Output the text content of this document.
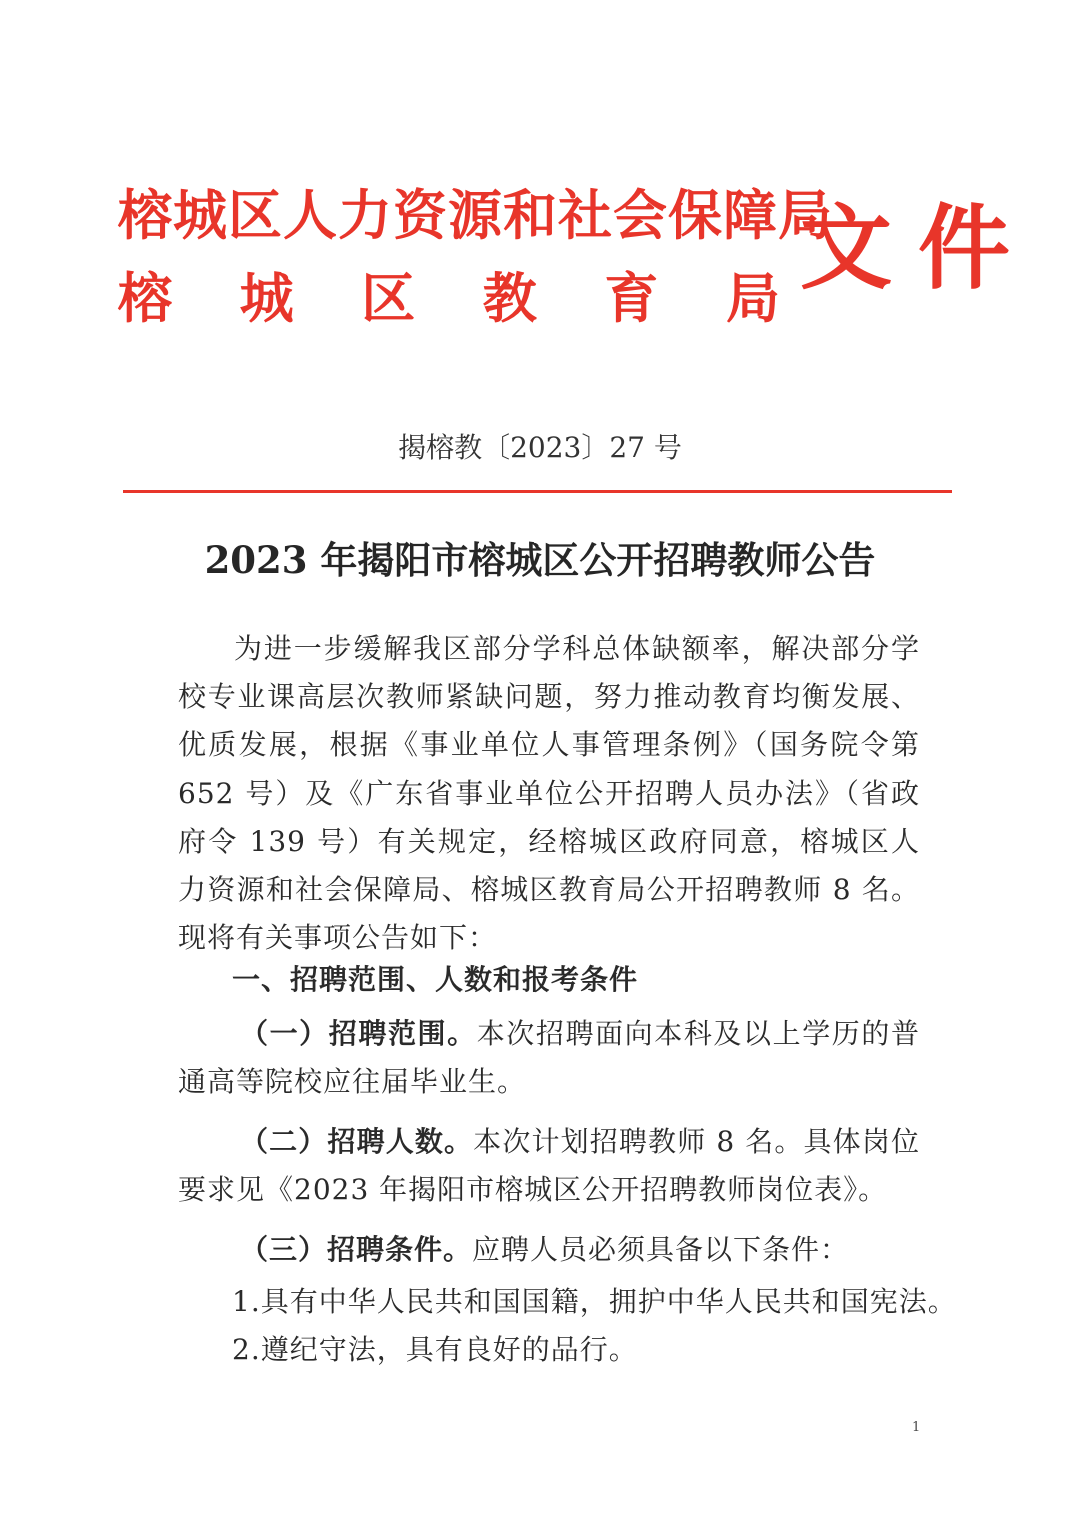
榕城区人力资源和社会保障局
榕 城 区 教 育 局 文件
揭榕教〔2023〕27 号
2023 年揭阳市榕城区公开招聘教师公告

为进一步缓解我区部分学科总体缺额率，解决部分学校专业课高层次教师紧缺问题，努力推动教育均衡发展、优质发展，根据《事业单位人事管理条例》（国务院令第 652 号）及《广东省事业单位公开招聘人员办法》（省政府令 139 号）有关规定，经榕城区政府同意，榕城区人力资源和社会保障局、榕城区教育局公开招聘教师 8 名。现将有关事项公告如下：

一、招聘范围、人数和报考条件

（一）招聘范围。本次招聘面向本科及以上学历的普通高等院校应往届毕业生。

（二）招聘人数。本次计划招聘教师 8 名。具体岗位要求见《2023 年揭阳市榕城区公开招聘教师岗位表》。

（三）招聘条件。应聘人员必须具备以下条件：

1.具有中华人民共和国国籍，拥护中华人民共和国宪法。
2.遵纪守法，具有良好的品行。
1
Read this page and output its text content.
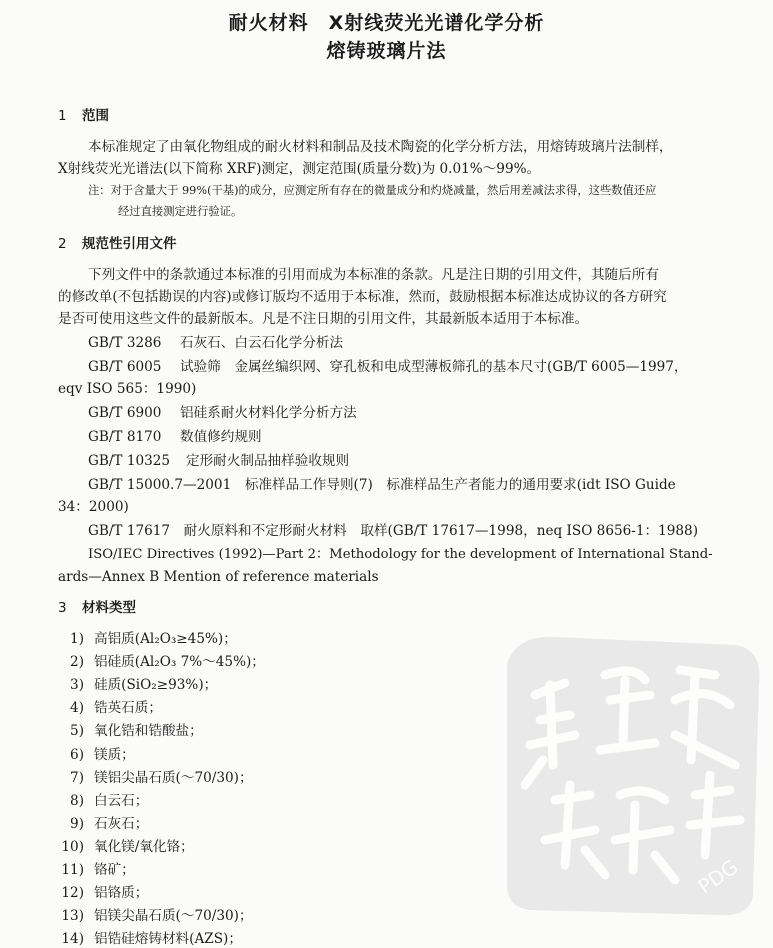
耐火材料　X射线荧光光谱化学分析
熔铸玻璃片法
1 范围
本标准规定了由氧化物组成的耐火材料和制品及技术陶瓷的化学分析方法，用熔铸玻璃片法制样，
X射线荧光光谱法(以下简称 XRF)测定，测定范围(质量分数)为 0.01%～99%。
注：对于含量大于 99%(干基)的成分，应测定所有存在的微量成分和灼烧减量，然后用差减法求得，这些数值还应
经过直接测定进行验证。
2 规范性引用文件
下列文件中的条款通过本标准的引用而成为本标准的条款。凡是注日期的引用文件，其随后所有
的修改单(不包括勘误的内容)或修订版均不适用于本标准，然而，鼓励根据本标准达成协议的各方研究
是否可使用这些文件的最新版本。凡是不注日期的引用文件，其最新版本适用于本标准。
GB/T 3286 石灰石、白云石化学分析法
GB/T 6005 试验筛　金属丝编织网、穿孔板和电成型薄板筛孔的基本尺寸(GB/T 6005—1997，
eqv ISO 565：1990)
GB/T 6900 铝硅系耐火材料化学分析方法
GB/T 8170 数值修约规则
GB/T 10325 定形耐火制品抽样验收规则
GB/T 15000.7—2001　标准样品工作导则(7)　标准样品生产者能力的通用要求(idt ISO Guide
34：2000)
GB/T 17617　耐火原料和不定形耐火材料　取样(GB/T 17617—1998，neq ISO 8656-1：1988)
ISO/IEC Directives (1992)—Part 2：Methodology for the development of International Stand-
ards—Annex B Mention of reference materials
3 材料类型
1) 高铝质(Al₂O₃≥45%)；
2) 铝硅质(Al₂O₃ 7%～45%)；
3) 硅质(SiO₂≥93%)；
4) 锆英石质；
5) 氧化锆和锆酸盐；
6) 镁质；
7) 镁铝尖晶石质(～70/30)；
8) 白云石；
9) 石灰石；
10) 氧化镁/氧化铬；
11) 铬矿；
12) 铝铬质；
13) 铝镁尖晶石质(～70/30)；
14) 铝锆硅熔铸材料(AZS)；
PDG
════════════════
*YOUR GOAL*: Print the records above exactly as they stand, but leave out the pictures.

*WRITTEN SOLUTION*:
Output the text content of this document.
榕城区人力资源和社会保障局
榕 城 区 教 育 局 文件
揭榕教〔2023〕27 号
2023 年揭阳市榕城区公开招聘教师公告

为进一步缓解我区部分学科总体缺额率，解决部分学校专业课高层次教师紧缺问题，努力推动教育均衡发展、优质发展，根据《事业单位人事管理条例》（国务院令第 652 号）及《广东省事业单位公开招聘人员办法》（省政府令 139 号）有关规定，经榕城区政府同意，榕城区人力资源和社会保障局、榕城区教育局公开招聘教师 8 名。现将有关事项公告如下：

一、招聘范围、人数和报考条件

（一）招聘范围。本次招聘面向本科及以上学历的普通高等院校应往届毕业生。

（二）招聘人数。本次计划招聘教师 8 名。具体岗位要求见《2023 年揭阳市榕城区公开招聘教师岗位表》。

（三）招聘条件。应聘人员必须具备以下条件：

1.具有中华人民共和国国籍，拥护中华人民共和国宪法。
2.遵纪守法，具有良好的品行。
1
Read this page and output its text content.
耐火材料　X射线荧光光谱化学分析
熔铸玻璃片法
1 范围
本标准规定了由氧化物组成的耐火材料和制品及技术陶瓷的化学分析方法，用熔铸玻璃片法制样，
X射线荧光光谱法(以下简称 XRF)测定，测定范围(质量分数)为 0.01%～99%。
注：对于含量大于 99%(干基)的成分，应测定所有存在的微量成分和灼烧减量，然后用差减法求得，这些数值还应
经过直接测定进行验证。
2 规范性引用文件
下列文件中的条款通过本标准的引用而成为本标准的条款。凡是注日期的引用文件，其随后所有
的修改单(不包括勘误的内容)或修订版均不适用于本标准，然而，鼓励根据本标准达成协议的各方研究
是否可使用这些文件的最新版本。凡是不注日期的引用文件，其最新版本适用于本标准。
GB/T 3286 石灰石、白云石化学分析法
GB/T 6005 试验筛　金属丝编织网、穿孔板和电成型薄板筛孔的基本尺寸(GB/T 6005—1997，
eqv ISO 565：1990)
GB/T 6900 铝硅系耐火材料化学分析方法
GB/T 8170 数值修约规则
GB/T 10325 定形耐火制品抽样验收规则
GB/T 15000.7—2001　标准样品工作导则(7)　标准样品生产者能力的通用要求(idt ISO Guide
34：2000)
GB/T 17617　耐火原料和不定形耐火材料　取样(GB/T 17617—1998，neq ISO 8656-1：1988)
ISO/IEC Directives (1992)—Part 2：Methodology for the development of International Stand-
ards—Annex B Mention of reference materials
3 材料类型
1) 高铝质(Al₂O₃≥45%)；
2) 铝硅质(Al₂O₃ 7%～45%)；
3) 硅质(SiO₂≥93%)；
4) 锆英石质；
5) 氧化锆和锆酸盐；
6) 镁质；
7) 镁铝尖晶石质(～70/30)；
8) 白云石；
9) 石灰石；
10) 氧化镁/氧化铬；
11) 铬矿；
12) 铝铬质；
13) 铝镁尖晶石质(～70/30)；
14) 铝锆硅熔铸材料(AZS)；
PDG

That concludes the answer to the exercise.